> [EXCERPTED RECORDS]

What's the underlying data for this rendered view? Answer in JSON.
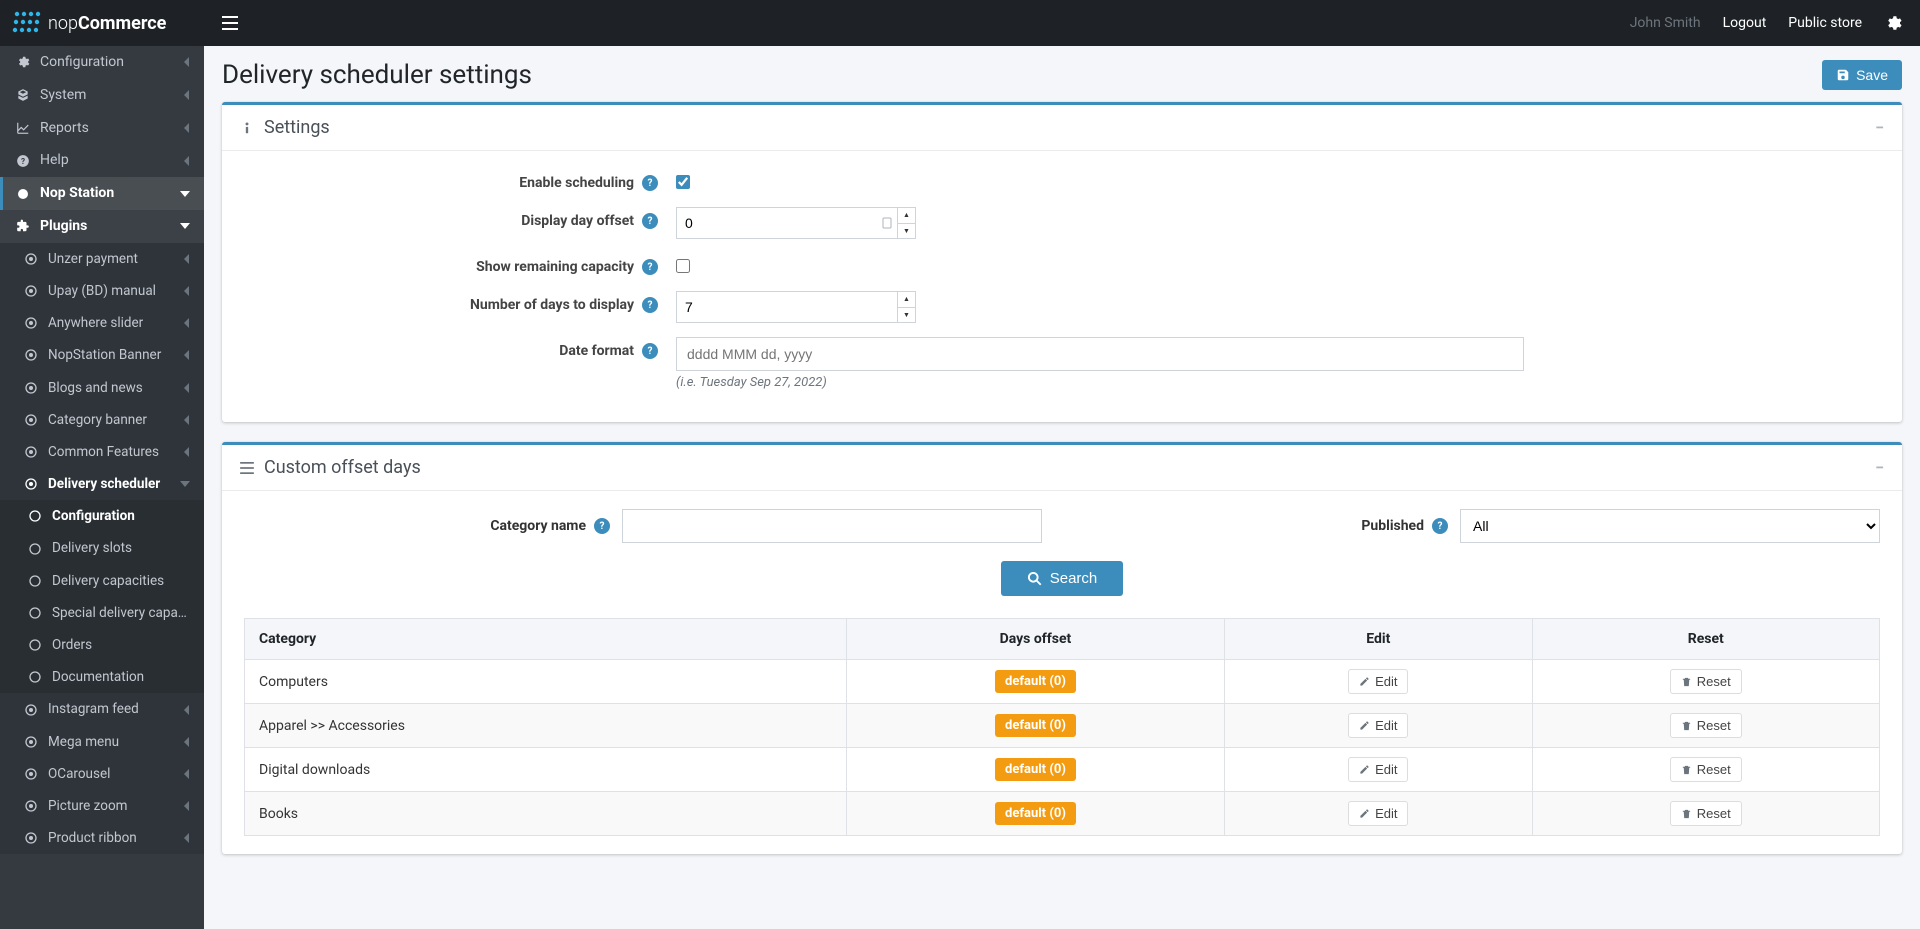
{
  "brand": {
    "text_prefix": "nop",
    "text_bold": "Commerce"
  },
  "topbar": {
    "user": "John Smith",
    "logout": "Logout",
    "public_store": "Public store"
  },
  "sidebar": {
    "top": [
      {
        "icon": "cogs",
        "label": "Configuration",
        "caret": "left"
      },
      {
        "icon": "cubes",
        "label": "System",
        "caret": "left"
      },
      {
        "icon": "chart-line",
        "label": "Reports",
        "caret": "left"
      },
      {
        "icon": "question-circle",
        "label": "Help",
        "caret": "left"
      }
    ],
    "nop_station": {
      "icon": "circle-fill",
      "label": "Nop Station",
      "caret": "down"
    },
    "plugins": {
      "icon": "puzzle",
      "label": "Plugins",
      "caret": "down"
    },
    "plugin_items_before": [
      {
        "label": "Unzer payment",
        "caret": "left"
      },
      {
        "label": "Upay (BD) manual",
        "caret": "left"
      },
      {
        "label": "Anywhere slider",
        "caret": "left"
      },
      {
        "label": "NopStation Banner",
        "caret": "left"
      },
      {
        "label": "Blogs and news",
        "caret": "left"
      },
      {
        "label": "Category banner",
        "caret": "left"
      },
      {
        "label": "Common Features",
        "caret": "left"
      }
    ],
    "delivery_scheduler": {
      "label": "Delivery scheduler",
      "caret": "down"
    },
    "delivery_children": [
      {
        "label": "Configuration",
        "active": true
      },
      {
        "label": "Delivery slots"
      },
      {
        "label": "Delivery capacities"
      },
      {
        "label": "Special delivery capacities"
      },
      {
        "label": "Orders"
      },
      {
        "label": "Documentation"
      }
    ],
    "plugin_items_after": [
      {
        "label": "Instagram feed",
        "caret": "left"
      },
      {
        "label": "Mega menu",
        "caret": "left"
      },
      {
        "label": "OCarousel",
        "caret": "left"
      },
      {
        "label": "Picture zoom",
        "caret": "left"
      },
      {
        "label": "Product ribbon",
        "caret": "left"
      }
    ]
  },
  "page": {
    "title": "Delivery scheduler settings",
    "save_label": "Save"
  },
  "settings_card": {
    "title": "Settings",
    "enable_scheduling": {
      "label": "Enable scheduling",
      "checked": true
    },
    "display_day_offset": {
      "label": "Display day offset",
      "value": "0"
    },
    "show_remaining_capacity": {
      "label": "Show remaining capacity",
      "checked": false
    },
    "number_of_days": {
      "label": "Number of days to display",
      "value": "7"
    },
    "date_format": {
      "label": "Date format",
      "placeholder": "dddd MMM dd, yyyy",
      "hint": "(i.e. Tuesday Sep 27, 2022)"
    }
  },
  "offset_card": {
    "title": "Custom offset days",
    "category_name_label": "Category name",
    "category_name_value": "",
    "published_label": "Published",
    "published_value": "All",
    "published_options": [
      "All"
    ],
    "search_label": "Search",
    "table": {
      "headers": {
        "category": "Category",
        "days_offset": "Days offset",
        "edit": "Edit",
        "reset": "Reset"
      },
      "rows": [
        {
          "category": "Computers",
          "offset": "default (0)",
          "edit": "Edit",
          "reset": "Reset"
        },
        {
          "category": "Apparel >> Accessories",
          "offset": "default (0)",
          "edit": "Edit",
          "reset": "Reset"
        },
        {
          "category": "Digital downloads",
          "offset": "default (0)",
          "edit": "Edit",
          "reset": "Reset"
        },
        {
          "category": "Books",
          "offset": "default (0)",
          "edit": "Edit",
          "reset": "Reset"
        }
      ]
    }
  }
}
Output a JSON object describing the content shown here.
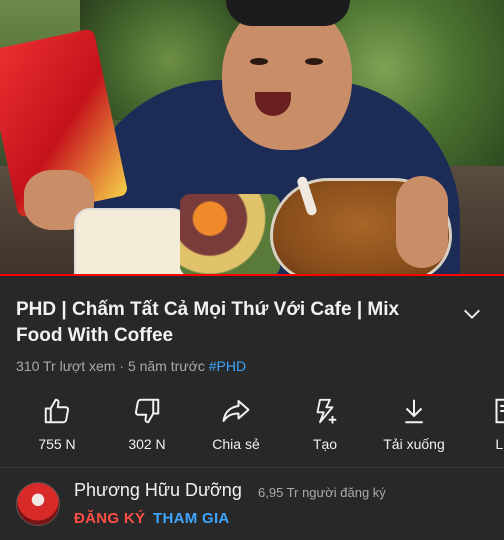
{
  "video": {
    "title": "PHD | Chấm Tất Cả Mọi Thứ Với Cafe | Mix Food With Coffee",
    "views": "310 Tr lượt xem",
    "separator": " · ",
    "age": "5 năm trước",
    "hashtag": "#PHD",
    "progress_percent": 100
  },
  "actions": [
    {
      "label": "755 N",
      "icon": "thumbs-up-icon"
    },
    {
      "label": "302 N",
      "icon": "thumbs-down-icon"
    },
    {
      "label": "Chia sẻ",
      "icon": "share-icon"
    },
    {
      "label": "Tạo",
      "icon": "create-clip-icon"
    },
    {
      "label": "Tải xuống",
      "icon": "download-icon"
    },
    {
      "label": "Lư",
      "icon": "save-playlist-icon"
    }
  ],
  "channel": {
    "name": "Phương Hữu Dưỡng",
    "subscribers": "6,95 Tr người đăng ký",
    "subscribe_label": "ĐĂNG KÝ",
    "join_label": "THAM GIA"
  },
  "colors": {
    "background": "#282828",
    "subscribe": "#ff4e45",
    "link": "#3ea6ff",
    "progress": "#ff0000"
  }
}
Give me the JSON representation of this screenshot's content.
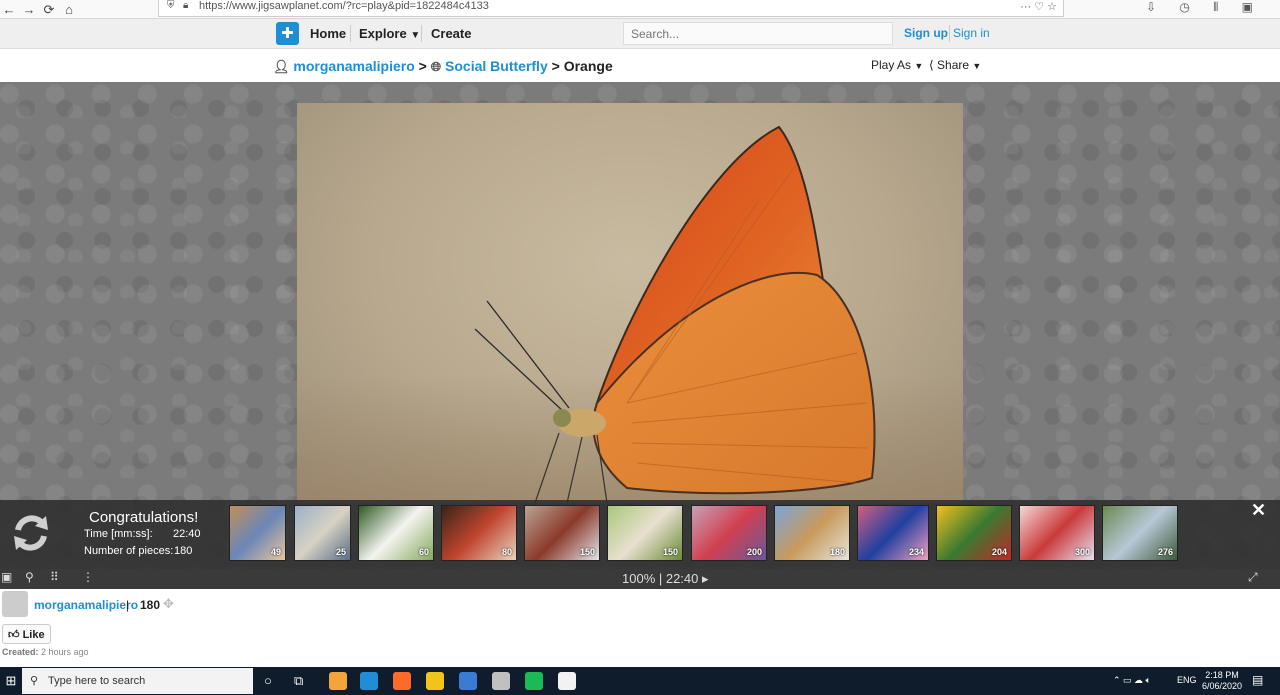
{
  "browser": {
    "url": "https://www.jigsawplanet.com/?rc=play&pid=1822484c4133",
    "url_icons": "··· ♡ ☆",
    "ext_icons": "⇩ ◷ ⫴ ▣ ☺"
  },
  "header": {
    "nav": [
      "Home",
      "Explore",
      "Create"
    ],
    "search_placeholder": "Search...",
    "signup": "Sign up",
    "signin": "Sign in"
  },
  "breadcrumb": {
    "user": "morganamalipiero",
    "sep1": ">",
    "collection": "Social Butterfly",
    "sep2": ">",
    "title": "Orange",
    "play_as": "Play As",
    "share": "Share"
  },
  "congrats": {
    "title": "Congratulations!",
    "time_label": "Time [mm:ss]:",
    "time_value": "22:40",
    "pieces_label": "Number of pieces:",
    "pieces_value": "180"
  },
  "thumbnails": [
    {
      "count": "49",
      "colors": [
        "#c28f5a",
        "#6a86b8",
        "#e6c69a"
      ]
    },
    {
      "count": "25",
      "colors": [
        "#9ab0c8",
        "#d8d2c4",
        "#5c6f86"
      ]
    },
    {
      "count": "60",
      "colors": [
        "#2f5b24",
        "#f4f4f0",
        "#88a860"
      ]
    },
    {
      "count": "80",
      "colors": [
        "#3a2418",
        "#c04630",
        "#e8d4c0"
      ]
    },
    {
      "count": "150",
      "colors": [
        "#b9a496",
        "#8c3a2a",
        "#e0e4ea"
      ]
    },
    {
      "count": "150",
      "colors": [
        "#a8c878",
        "#e8e0d0",
        "#6c8a3a"
      ]
    },
    {
      "count": "200",
      "colors": [
        "#c8a0b8",
        "#d04050",
        "#6a5898"
      ]
    },
    {
      "count": "180",
      "colors": [
        "#7aa6d8",
        "#c89a5c",
        "#e8e4dc"
      ]
    },
    {
      "count": "234",
      "colors": [
        "#d06080",
        "#2040a0",
        "#f0a0c0"
      ]
    },
    {
      "count": "204",
      "colors": [
        "#f0c020",
        "#3a7a30",
        "#c02828"
      ]
    },
    {
      "count": "300",
      "colors": [
        "#f4d8d8",
        "#c83a3a",
        "#e8e0f0"
      ]
    },
    {
      "count": "276",
      "colors": [
        "#6a8a50",
        "#b8c8d8",
        "#3e5a3a"
      ]
    }
  ],
  "toolbar": {
    "zoom_time": "100% | 22:40 ▸"
  },
  "below": {
    "author": "morganamalipiero",
    "divider": "|",
    "count": "180",
    "like": "Like",
    "created_label": "Created:",
    "created_value": "2 hours ago"
  },
  "taskbar": {
    "search_placeholder": "Type here to search",
    "lang": "ENG",
    "time": "2:18 PM",
    "date": "6/06/2020",
    "app_colors": [
      "#f3a43a",
      "#1e8fd4",
      "#ff6a2b",
      "#f0c419",
      "#3a7bd5",
      "#c0c0c0",
      "#1db954",
      "#f2f2f2",
      "#1e8fd4"
    ]
  }
}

> [WRITTEN TASK] Reproduce all of the material exactly, apart from the pictures.

> [ANSWER TO THIS PROBLEM]
What's the underlying data for this rendered view? Answer in JSON.
{
  "brand": {
    "text_prefix": "nop",
    "text_bold": "Commerce"
  },
  "topbar": {
    "user": "John Smith",
    "logout": "Logout",
    "public_store": "Public store"
  },
  "sidebar": {
    "top": [
      {
        "icon": "cogs",
        "label": "Configuration",
        "caret": "left"
      },
      {
        "icon": "cubes",
        "label": "System",
        "caret": "left"
      },
      {
        "icon": "chart-line",
        "label": "Reports",
        "caret": "left"
      },
      {
        "icon": "question-circle",
        "label": "Help",
        "caret": "left"
      }
    ],
    "nop_station": {
      "icon": "circle-fill",
      "label": "Nop Station",
      "caret": "down"
    },
    "plugins": {
      "icon": "puzzle",
      "label": "Plugins",
      "caret": "down"
    },
    "plugin_items_before": [
      {
        "label": "Unzer payment",
        "caret": "left"
      },
      {
        "label": "Upay (BD) manual",
        "caret": "left"
      },
      {
        "label": "Anywhere slider",
        "caret": "left"
      },
      {
        "label": "NopStation Banner",
        "caret": "left"
      },
      {
        "label": "Blogs and news",
        "caret": "left"
      },
      {
        "label": "Category banner",
        "caret": "left"
      },
      {
        "label": "Common Features",
        "caret": "left"
      }
    ],
    "delivery_scheduler": {
      "label": "Delivery scheduler",
      "caret": "down"
    },
    "delivery_children": [
      {
        "label": "Configuration",
        "active": true
      },
      {
        "label": "Delivery slots"
      },
      {
        "label": "Delivery capacities"
      },
      {
        "label": "Special delivery capacities"
      },
      {
        "label": "Orders"
      },
      {
        "label": "Documentation"
      }
    ],
    "plugin_items_after": [
      {
        "label": "Instagram feed",
        "caret": "left"
      },
      {
        "label": "Mega menu",
        "caret": "left"
      },
      {
        "label": "OCarousel",
        "caret": "left"
      },
      {
        "label": "Picture zoom",
        "caret": "left"
      },
      {
        "label": "Product ribbon",
        "caret": "left"
      }
    ]
  },
  "page": {
    "title": "Delivery scheduler settings",
    "save_label": "Save"
  },
  "settings_card": {
    "title": "Settings",
    "enable_scheduling": {
      "label": "Enable scheduling",
      "checked": true
    },
    "display_day_offset": {
      "label": "Display day offset",
      "value": "0"
    },
    "show_remaining_capacity": {
      "label": "Show remaining capacity",
      "checked": false
    },
    "number_of_days": {
      "label": "Number of days to display",
      "value": "7"
    },
    "date_format": {
      "label": "Date format",
      "placeholder": "dddd MMM dd, yyyy",
      "hint": "(i.e. Tuesday Sep 27, 2022)"
    }
  },
  "offset_card": {
    "title": "Custom offset days",
    "category_name_label": "Category name",
    "category_name_value": "",
    "published_label": "Published",
    "published_value": "All",
    "published_options": [
      "All"
    ],
    "search_label": "Search",
    "table": {
      "headers": {
        "category": "Category",
        "days_offset": "Days offset",
        "edit": "Edit",
        "reset": "Reset"
      },
      "rows": [
        {
          "category": "Computers",
          "offset": "default (0)",
          "edit": "Edit",
          "reset": "Reset"
        },
        {
          "category": "Apparel >> Accessories",
          "offset": "default (0)",
          "edit": "Edit",
          "reset": "Reset"
        },
        {
          "category": "Digital downloads",
          "offset": "default (0)",
          "edit": "Edit",
          "reset": "Reset"
        },
        {
          "category": "Books",
          "offset": "default (0)",
          "edit": "Edit",
          "reset": "Reset"
        }
      ]
    }
  }
}
Output a JSON object describing the content shown here.
{
  "video": {
    "title": "PHD | Chấm Tất Cả Mọi Thứ Với Cafe | Mix Food With Coffee",
    "views": "310 Tr lượt xem",
    "separator": " · ",
    "age": "5 năm trước",
    "hashtag": "#PHD",
    "progress_percent": 100
  },
  "actions": [
    {
      "label": "755 N",
      "icon": "thumbs-up-icon"
    },
    {
      "label": "302 N",
      "icon": "thumbs-down-icon"
    },
    {
      "label": "Chia sẻ",
      "icon": "share-icon"
    },
    {
      "label": "Tạo",
      "icon": "create-clip-icon"
    },
    {
      "label": "Tải xuống",
      "icon": "download-icon"
    },
    {
      "label": "Lư",
      "icon": "save-playlist-icon"
    }
  ],
  "channel": {
    "name": "Phương Hữu Dưỡng",
    "subscribers": "6,95 Tr người đăng ký",
    "subscribe_label": "ĐĂNG KÝ",
    "join_label": "THAM GIA"
  },
  "colors": {
    "background": "#282828",
    "subscribe": "#ff4e45",
    "link": "#3ea6ff",
    "progress": "#ff0000"
  }
}
Give me the JSON representation of this screenshot's content.
{
  "browser": {
    "url": "https://www.jigsawplanet.com/?rc=play&pid=1822484c4133",
    "url_icons": "··· ♡ ☆",
    "ext_icons": "⇩ ◷ ⫴ ▣ ☺"
  },
  "header": {
    "nav": [
      "Home",
      "Explore",
      "Create"
    ],
    "search_placeholder": "Search...",
    "signup": "Sign up",
    "signin": "Sign in"
  },
  "breadcrumb": {
    "user": "morganamalipiero",
    "sep1": ">",
    "collection": "Social Butterfly",
    "sep2": ">",
    "title": "Orange",
    "play_as": "Play As",
    "share": "Share"
  },
  "congrats": {
    "title": "Congratulations!",
    "time_label": "Time [mm:ss]:",
    "time_value": "22:40",
    "pieces_label": "Number of pieces:",
    "pieces_value": "180"
  },
  "thumbnails": [
    {
      "count": "49",
      "colors": [
        "#c28f5a",
        "#6a86b8",
        "#e6c69a"
      ]
    },
    {
      "count": "25",
      "colors": [
        "#9ab0c8",
        "#d8d2c4",
        "#5c6f86"
      ]
    },
    {
      "count": "60",
      "colors": [
        "#2f5b24",
        "#f4f4f0",
        "#88a860"
      ]
    },
    {
      "count": "80",
      "colors": [
        "#3a2418",
        "#c04630",
        "#e8d4c0"
      ]
    },
    {
      "count": "150",
      "colors": [
        "#b9a496",
        "#8c3a2a",
        "#e0e4ea"
      ]
    },
    {
      "count": "150",
      "colors": [
        "#a8c878",
        "#e8e0d0",
        "#6c8a3a"
      ]
    },
    {
      "count": "200",
      "colors": [
        "#c8a0b8",
        "#d04050",
        "#6a5898"
      ]
    },
    {
      "count": "180",
      "colors": [
        "#7aa6d8",
        "#c89a5c",
        "#e8e4dc"
      ]
    },
    {
      "count": "234",
      "colors": [
        "#d06080",
        "#2040a0",
        "#f0a0c0"
      ]
    },
    {
      "count": "204",
      "colors": [
        "#f0c020",
        "#3a7a30",
        "#c02828"
      ]
    },
    {
      "count": "300",
      "colors": [
        "#f4d8d8",
        "#c83a3a",
        "#e8e0f0"
      ]
    },
    {
      "count": "276",
      "colors": [
        "#6a8a50",
        "#b8c8d8",
        "#3e5a3a"
      ]
    }
  ],
  "toolbar": {
    "zoom_time": "100% | 22:40 ▸"
  },
  "below": {
    "author": "morganamalipiero",
    "divider": "|",
    "count": "180",
    "like": "Like",
    "created_label": "Created:",
    "created_value": "2 hours ago"
  },
  "taskbar": {
    "search_placeholder": "Type here to search",
    "lang": "ENG",
    "time": "2:18 PM",
    "date": "6/06/2020",
    "app_colors": [
      "#f3a43a",
      "#1e8fd4",
      "#ff6a2b",
      "#f0c419",
      "#3a7bd5",
      "#c0c0c0",
      "#1db954",
      "#f2f2f2",
      "#1e8fd4"
    ]
  }
}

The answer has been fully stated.